* _Aim_
Extract the lines beginning at the one that holds "What's the underlying" and ending at the final line of the material below, keeping them exact and leaving out all pictures.

* _Data for the task_
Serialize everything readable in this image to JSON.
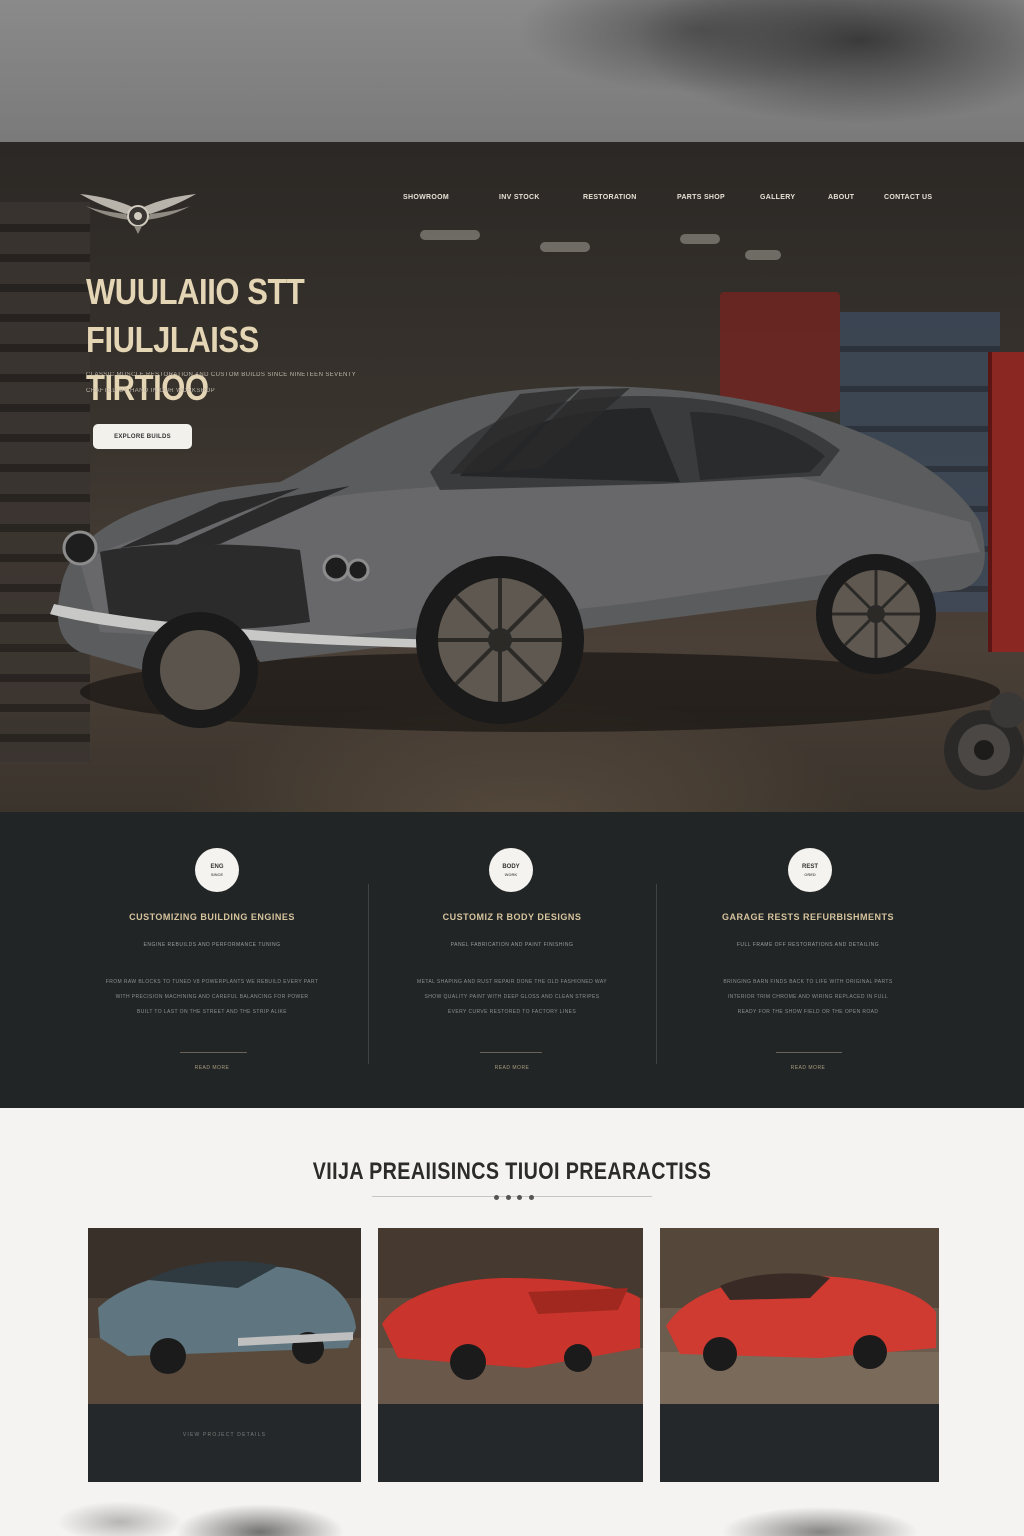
{
  "nav": {
    "items": [
      "SHOWROOM",
      "INV STOCK",
      "RESTORATION",
      "PARTS SHOP",
      "GALLERY",
      "ABOUT",
      "CONTACT US"
    ]
  },
  "hero": {
    "title_line1": "WUULAIIO STT",
    "title_line2": "FIULJLAISS TIRTIOO",
    "sub_line1": "CLASSIC MUSCLE RESTORATION AND CUSTOM BUILDS SINCE NINETEEN SEVENTY",
    "sub_line2": "CRAFTED BY HAND IN OUR WORKSHOP",
    "cta_label": "EXPLORE BUILDS"
  },
  "features": [
    {
      "icon_top": "ENG",
      "icon_bottom": "SINCE",
      "title": "CUSTOMIZING BUILDING ENGINES",
      "tag": "ENGINE REBUILDS AND PERFORMANCE TUNING",
      "lines": [
        "FROM RAW BLOCKS TO TUNED V8 POWERPLANTS WE REBUILD EVERY PART",
        "WITH PRECISION MACHINING AND CAREFUL BALANCING FOR POWER",
        "BUILT TO LAST ON THE STREET AND THE STRIP ALIKE"
      ],
      "link": "READ MORE"
    },
    {
      "icon_top": "BODY",
      "icon_bottom": "WORK",
      "title": "CUSTOMIZ R BODY DESIGNS",
      "tag": "PANEL FABRICATION AND PAINT FINISHING",
      "lines": [
        "METAL SHAPING AND RUST REPAIR DONE THE OLD FASHIONED WAY",
        "SHOW QUALITY PAINT WITH DEEP GLOSS AND CLEAN STRIPES",
        "EVERY CURVE RESTORED TO FACTORY LINES"
      ],
      "link": "READ MORE"
    },
    {
      "icon_top": "REST",
      "icon_bottom": "ORED",
      "title": "GARAGE RESTS REFURBISHMENTS",
      "tag": "FULL FRAME OFF RESTORATIONS AND DETAILING",
      "lines": [
        "BRINGING BARN FINDS BACK TO LIFE WITH ORIGINAL PARTS",
        "INTERIOR TRIM CHROME AND WIRING REPLACED IN FULL",
        "READY FOR THE SHOW FIELD OR THE OPEN ROAD"
      ],
      "link": "READ MORE"
    }
  ],
  "gallery": {
    "title": "VIIJA PREAIISINCS TIUOI PREARACTISS",
    "cards": [
      {
        "caption": "VIEW PROJECT DETAILS",
        "car_color": "#5f7680"
      },
      {
        "caption": "",
        "car_color": "#c9342c"
      },
      {
        "caption": "",
        "car_color": "#cf3a31"
      }
    ]
  },
  "colors": {
    "accent_gold": "#d6c49d",
    "dark_panel": "#222526",
    "hero_title": "#e4d5b4"
  }
}
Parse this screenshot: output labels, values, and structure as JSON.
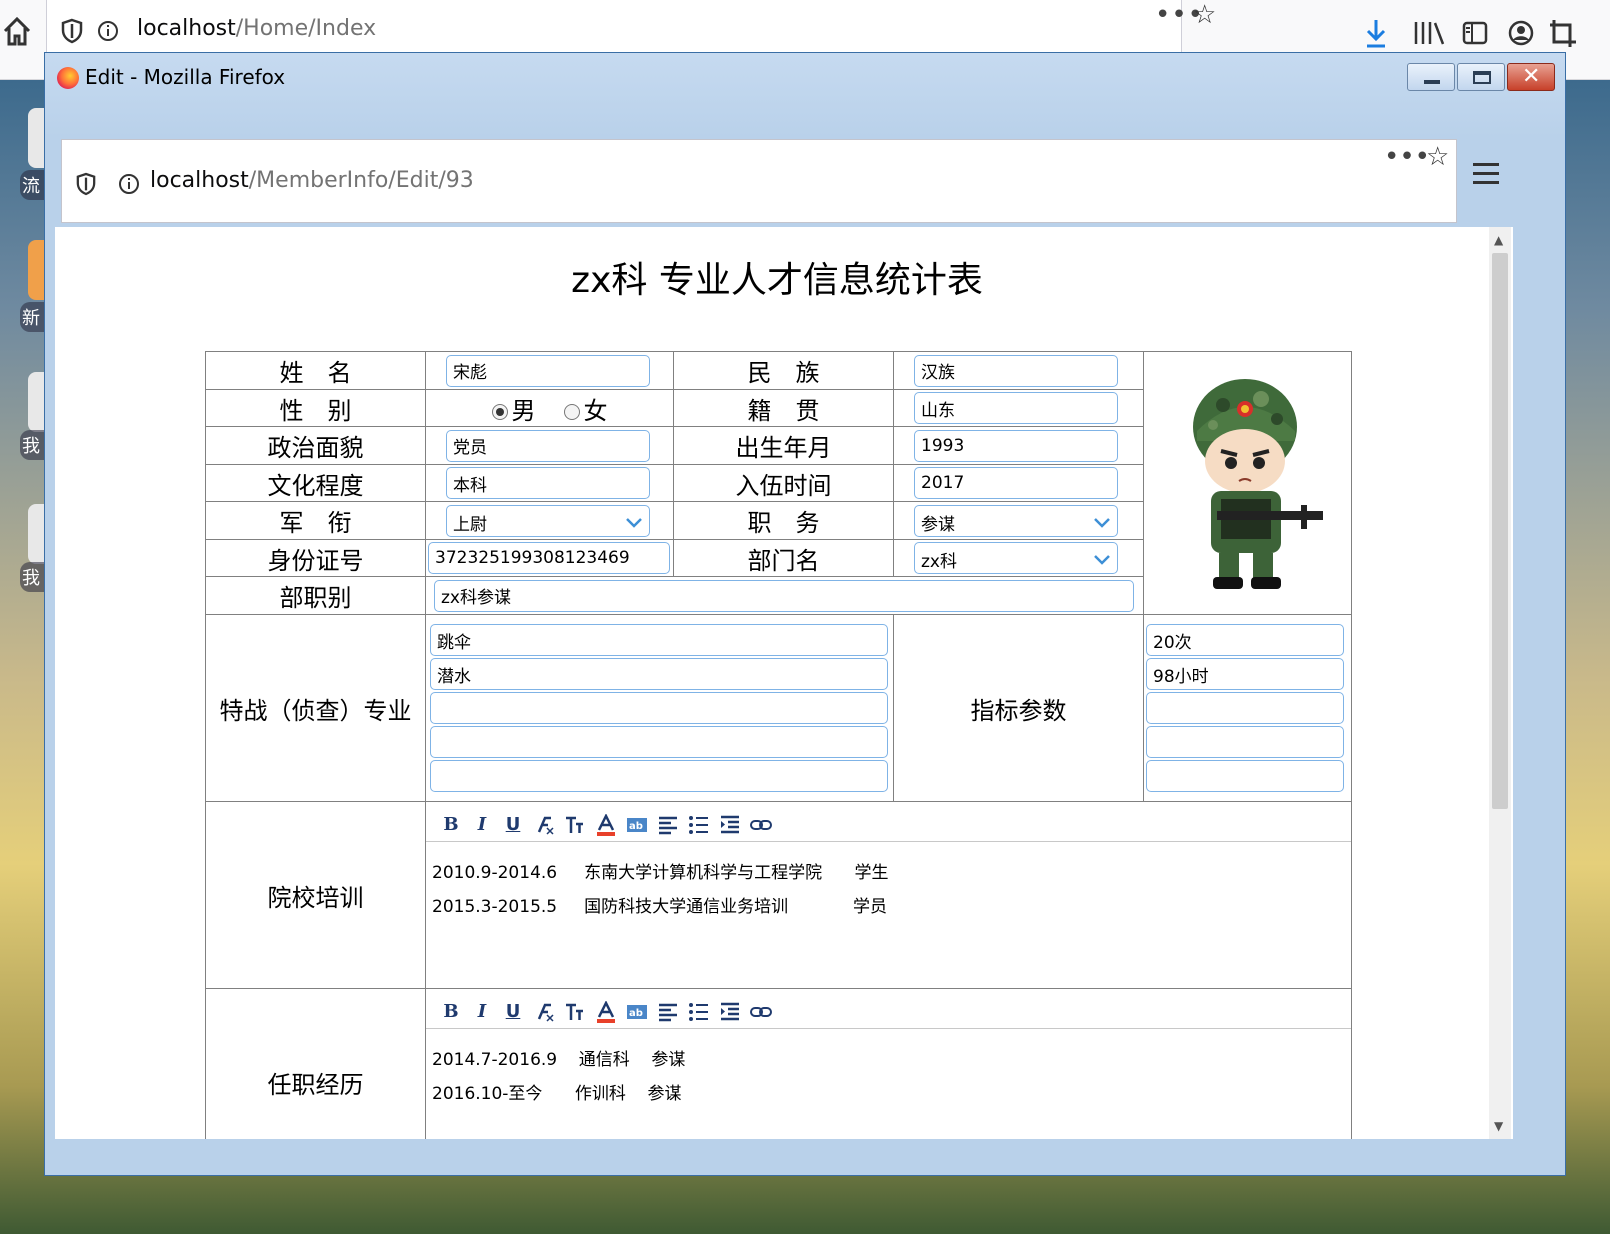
{
  "bg_browser": {
    "url_host": "localhost",
    "url_path": "/Home/Index"
  },
  "desktop": {
    "labels": [
      "流",
      "新",
      "我",
      "我"
    ]
  },
  "window": {
    "title": "Edit - Mozilla Firefox",
    "url_host": "localhost",
    "url_path": "/MemberInfo/Edit/93"
  },
  "page": {
    "title": "zx科 专业人才信息统计表"
  },
  "form": {
    "name_label": "姓　名",
    "name_value": "宋彪",
    "ethnic_label": "民　族",
    "ethnic_value": "汉族",
    "gender_label": "性　别",
    "gender_options": [
      "男",
      "女"
    ],
    "gender_selected": "男",
    "origin_label": "籍　贯",
    "origin_value": "山东",
    "political_label": "政治面貌",
    "political_value": "党员",
    "birth_label": "出生年月",
    "birth_value": "1993",
    "education_label": "文化程度",
    "education_value": "本科",
    "enlist_label": "入伍时间",
    "enlist_value": "2017",
    "rank_label": "军　衔",
    "rank_value": "上尉",
    "position_label": "职　务",
    "position_value": "参谋",
    "id_label": "身份证号",
    "id_value": "372325199308123469",
    "dept_label": "部门名",
    "dept_value": "zx科",
    "level_label": "部职别",
    "level_value": "zx科参谋",
    "specialty_label": "特战（侦查）专业",
    "specialties": [
      "跳伞",
      "潜水",
      "",
      "",
      ""
    ],
    "indicator_label": "指标参数",
    "indicators": [
      "20次",
      "98小时",
      "",
      "",
      ""
    ],
    "training_label": "院校培训",
    "training_lines": [
      "2010.9-2014.6     东南大学计算机科学与工程学院      学生",
      "2015.3-2015.5     国防科技大学通信业务培训            学员"
    ],
    "career_label": "任职经历",
    "career_lines": [
      "2014.7-2016.9    通信科    参谋",
      "2016.10-至今      作训科    参谋"
    ]
  },
  "editor_toolbar": [
    "B",
    "I",
    "U",
    "clear-format-icon",
    "font-size-icon",
    "font-color-icon",
    "highlight-icon",
    "align-icon",
    "list-icon",
    "indent-icon",
    "link-icon"
  ],
  "colors": {
    "input_border": "#7fb3e6",
    "titlebar": "#b9d1ea",
    "close_button": "#c7402a"
  }
}
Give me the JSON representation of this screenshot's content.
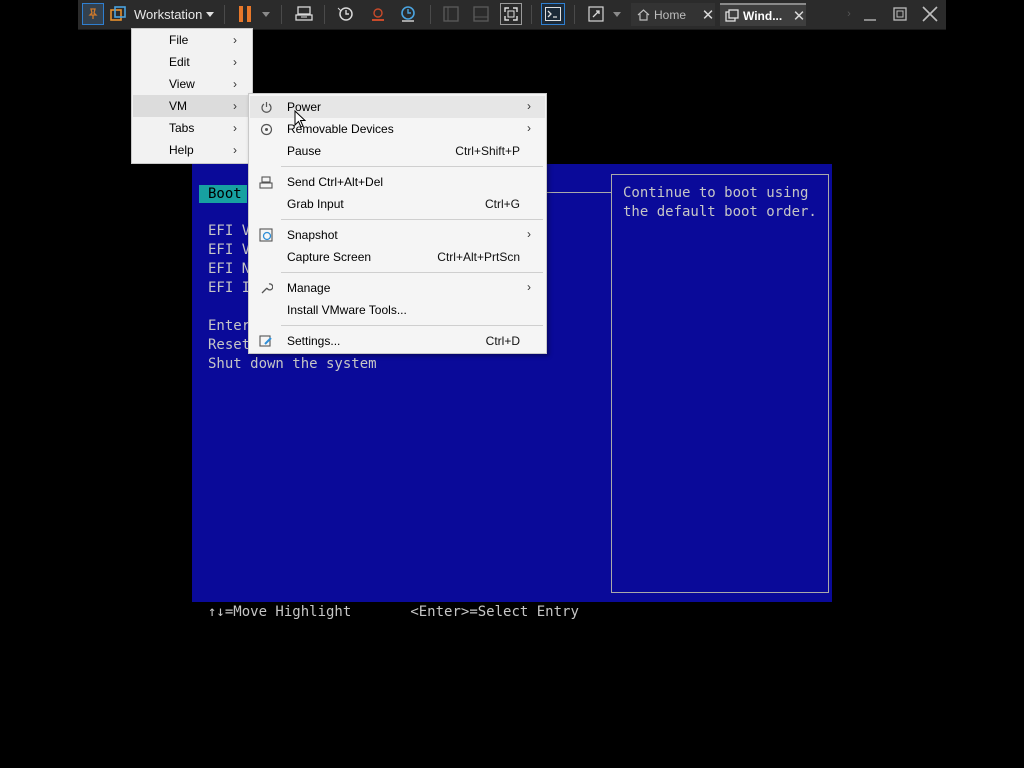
{
  "toolbar": {
    "workstation_label": "Workstation",
    "tabs": [
      {
        "label": "Home"
      },
      {
        "label": "Wind..."
      }
    ]
  },
  "app_menu": {
    "items": [
      {
        "label": "File",
        "arrow": "›"
      },
      {
        "label": "Edit",
        "arrow": "›"
      },
      {
        "label": "View",
        "arrow": "›"
      },
      {
        "label": "VM",
        "arrow": "›"
      },
      {
        "label": "Tabs",
        "arrow": "›"
      },
      {
        "label": "Help",
        "arrow": "›"
      }
    ]
  },
  "vm_menu": {
    "items": [
      {
        "label": "Power",
        "shortcut": "",
        "arrow": "›",
        "icon": "power-icon"
      },
      {
        "label": "Removable Devices",
        "shortcut": "",
        "arrow": "›",
        "icon": "removable-devices-icon"
      },
      {
        "label": "Pause",
        "shortcut": "Ctrl+Shift+P",
        "arrow": "",
        "icon": ""
      },
      {
        "label": "Send Ctrl+Alt+Del",
        "shortcut": "",
        "arrow": "",
        "icon": "send-keys-icon"
      },
      {
        "label": "Grab Input",
        "shortcut": "Ctrl+G",
        "arrow": "",
        "icon": ""
      },
      {
        "label": "Snapshot",
        "shortcut": "",
        "arrow": "›",
        "icon": "snapshot-icon"
      },
      {
        "label": "Capture Screen",
        "shortcut": "Ctrl+Alt+PrtScn",
        "arrow": "",
        "icon": ""
      },
      {
        "label": "Manage",
        "shortcut": "",
        "arrow": "›",
        "icon": "wrench-icon"
      },
      {
        "label": "Install VMware Tools...",
        "shortcut": "",
        "arrow": "",
        "icon": ""
      },
      {
        "label": "Settings...",
        "shortcut": "Ctrl+D",
        "arrow": "",
        "icon": "settings-icon"
      }
    ]
  },
  "bios": {
    "tab_label": "Boot",
    "entries": [
      "EFI V",
      "EFI V",
      "EFI N",
      "EFI I"
    ],
    "actions": [
      "Enter",
      "Reset",
      "Shut down the system"
    ],
    "help_text": "Continue to boot using\nthe default boot order.",
    "footer_move": "↑↓=Move Highlight",
    "footer_select": "<Enter>=Select Entry",
    "colors": {
      "background": "#0a0a99",
      "highlight": "#17a1a1",
      "text": "#c6c6c6"
    }
  }
}
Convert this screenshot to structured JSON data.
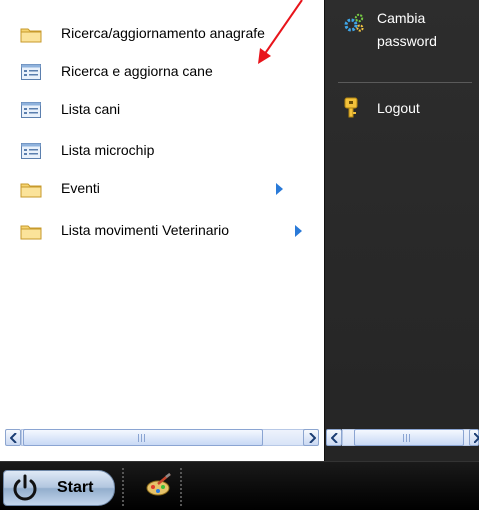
{
  "menu": {
    "items": [
      {
        "label": "Ricerca/aggiornamento anagrafe",
        "icon": "folder-icon",
        "submenu": false
      },
      {
        "label": "Ricerca e aggiorna cane",
        "icon": "list-form-icon",
        "submenu": false
      },
      {
        "label": "Lista cani",
        "icon": "list-form-icon",
        "submenu": false
      },
      {
        "label": "Lista microchip",
        "icon": "list-form-icon",
        "submenu": false
      },
      {
        "label": "Eventi",
        "icon": "folder-icon",
        "submenu": true
      },
      {
        "label": "Lista movimenti Veterinario",
        "icon": "folder-icon",
        "submenu": true
      }
    ]
  },
  "right_panel": {
    "change_password": {
      "line1": "Cambia",
      "line2": "password",
      "icon": "gear-icon"
    },
    "logout": {
      "label": "Logout",
      "icon": "key-icon"
    }
  },
  "scrollbars": {
    "thumb_glyph": "III"
  },
  "taskbar": {
    "start_label": "Start",
    "quicklaunch_icon": "paint-icon"
  },
  "colors": {
    "annotation_arrow": "#e8141b",
    "submenu_arrow": "#2a7ad8",
    "right_panel_bg": "#2a2a2a"
  }
}
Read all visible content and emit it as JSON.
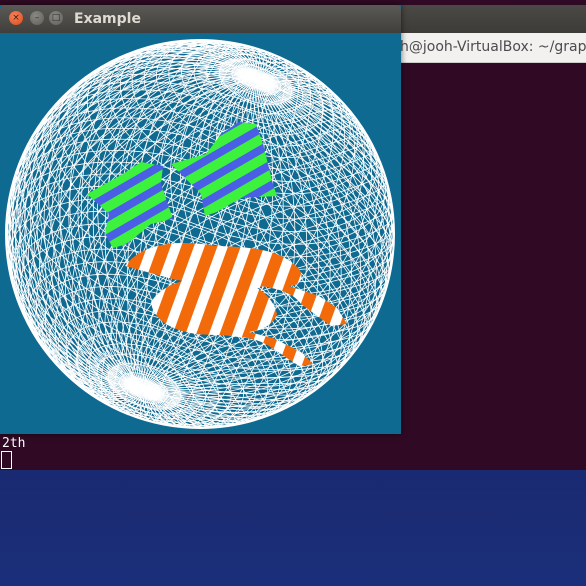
{
  "window": {
    "title": "Example",
    "buttons": {
      "close": "×",
      "minimize": "–",
      "maximize": "□"
    }
  },
  "terminal": {
    "title": "h@jooh-VirtualBox: ~/grap",
    "output": "2th"
  },
  "scene": {
    "background": "#0e6a91",
    "wireframe_color": "#ffffff",
    "object_colors": {
      "green_object": "#3cf23c",
      "blue_stripe": "#4a5ee6",
      "orange_object": "#f26a0a",
      "white_stripe": "#ffffff"
    }
  }
}
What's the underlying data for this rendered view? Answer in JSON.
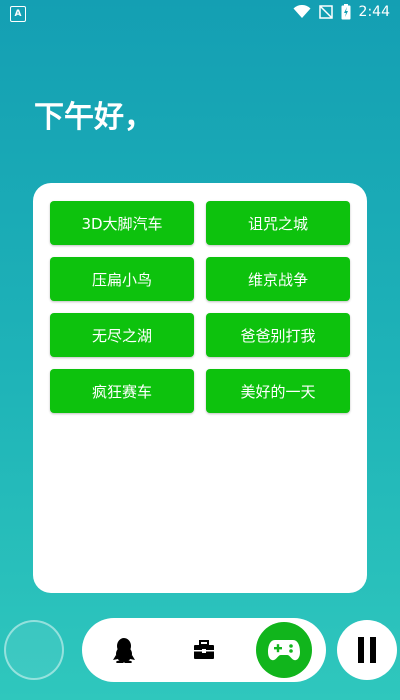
{
  "status_bar": {
    "time": "2:44",
    "app_icon": "a-app-icon",
    "wifi_icon": "wifi-icon",
    "signal_icon": "no-signal-icon",
    "battery_icon": "battery-charging-icon"
  },
  "greeting": "下午好，",
  "games": [
    {
      "label": "3D大脚汽车"
    },
    {
      "label": "诅咒之城"
    },
    {
      "label": "压扁小鸟"
    },
    {
      "label": "维京战争"
    },
    {
      "label": "无尽之湖"
    },
    {
      "label": "爸爸别打我"
    },
    {
      "label": "疯狂赛车"
    },
    {
      "label": "美好的一天"
    }
  ],
  "bottom_nav": {
    "items": [
      "qq-penguin-icon",
      "briefcase-icon",
      "gamepad-icon"
    ],
    "active": "gamepad-icon"
  },
  "colors": {
    "background_top": "#149fb3",
    "background_bottom": "#2fc7bd",
    "button_green": "#0dc20d",
    "active_nav_green": "#11b51c"
  }
}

* _Answer for this exercise_
What's the underlying data for this rendered view? Answer in JSON.
{
  "status_bar": {
    "time": "2:44",
    "app_icon": "a-app-icon",
    "wifi_icon": "wifi-icon",
    "signal_icon": "no-signal-icon",
    "battery_icon": "battery-charging-icon"
  },
  "greeting": "下午好，",
  "games": [
    {
      "label": "3D大脚汽车"
    },
    {
      "label": "诅咒之城"
    },
    {
      "label": "压扁小鸟"
    },
    {
      "label": "维京战争"
    },
    {
      "label": "无尽之湖"
    },
    {
      "label": "爸爸别打我"
    },
    {
      "label": "疯狂赛车"
    },
    {
      "label": "美好的一天"
    }
  ],
  "bottom_nav": {
    "items": [
      "qq-penguin-icon",
      "briefcase-icon",
      "gamepad-icon"
    ],
    "active": "gamepad-icon"
  },
  "colors": {
    "background_top": "#149fb3",
    "background_bottom": "#2fc7bd",
    "button_green": "#0dc20d",
    "active_nav_green": "#11b51c"
  }
}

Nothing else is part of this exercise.